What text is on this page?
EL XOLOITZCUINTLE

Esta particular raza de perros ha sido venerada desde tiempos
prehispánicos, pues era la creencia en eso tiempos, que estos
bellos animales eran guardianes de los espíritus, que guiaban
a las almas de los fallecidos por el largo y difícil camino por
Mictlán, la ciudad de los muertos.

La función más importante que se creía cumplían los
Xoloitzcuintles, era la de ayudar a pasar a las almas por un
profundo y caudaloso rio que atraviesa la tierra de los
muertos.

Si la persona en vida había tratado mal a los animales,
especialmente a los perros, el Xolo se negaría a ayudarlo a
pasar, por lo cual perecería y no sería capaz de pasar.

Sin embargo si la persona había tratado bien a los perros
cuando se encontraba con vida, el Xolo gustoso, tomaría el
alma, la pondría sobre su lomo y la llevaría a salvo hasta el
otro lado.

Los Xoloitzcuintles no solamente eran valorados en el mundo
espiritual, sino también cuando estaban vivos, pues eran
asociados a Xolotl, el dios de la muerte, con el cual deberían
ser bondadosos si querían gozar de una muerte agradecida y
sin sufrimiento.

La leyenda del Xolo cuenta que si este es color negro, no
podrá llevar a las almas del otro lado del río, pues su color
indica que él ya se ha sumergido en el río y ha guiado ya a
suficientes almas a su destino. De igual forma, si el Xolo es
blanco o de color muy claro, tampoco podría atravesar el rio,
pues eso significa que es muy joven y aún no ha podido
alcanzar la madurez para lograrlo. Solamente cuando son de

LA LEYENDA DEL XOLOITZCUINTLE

☆ ☆ ☆ ☆ ☆ ☆ ☆

Reproduce the complete data exactly as presented above.

- **WRITTEN ANSWER**
What text is on this page?
EL XOLOITZCUINTLE

Esta particular raza de perros ha sido venerada desde tiempos
prehispánicos, pues era la creencia en eso tiempos, que estos
bellos animales eran guardianes de los espíritus, que guiaban
a las almas de los fallecidos por el largo y difícil camino por
Mictlán, la ciudad de los muertos.

La función más importante que se creía cumplían los
Xoloitzcuintles, era la de ayudar a pasar a las almas por un
profundo y caudaloso rio que atraviesa la tierra de los
muertos.

Si la persona en vida había tratado mal a los animales,
especialmente a los perros, el Xolo se negaría a ayudarlo a
pasar, por lo cual perecería y no sería capaz de pasar.

Sin embargo si la persona había tratado bien a los perros
cuando se encontraba con vida, el Xolo gustoso, tomaría el
alma, la pondría sobre su lomo y la llevaría a salvo hasta el
otro lado.

Los Xoloitzcuintles no solamente eran valorados en el mundo
espiritual, sino también cuando estaban vivos, pues eran
asociados a Xolotl, el dios de la muerte, con el cual deberían
ser bondadosos si querían gozar de una muerte agradecida y
sin sufrimiento.

La leyenda del Xolo cuenta que si este es color negro, no
podrá llevar a las almas del otro lado del río, pues su color
indica que él ya se ha sumergido en el río y ha guiado ya a
suficientes almas a su destino. De igual forma, si el Xolo es
blanco o de color muy claro, tampoco podría atravesar el rio,
pues eso significa que es muy joven y aún no ha podido
alcanzar la madurez para lograrlo. Solamente cuando son de

LA LEYENDA DEL XOLOITZCUINTLE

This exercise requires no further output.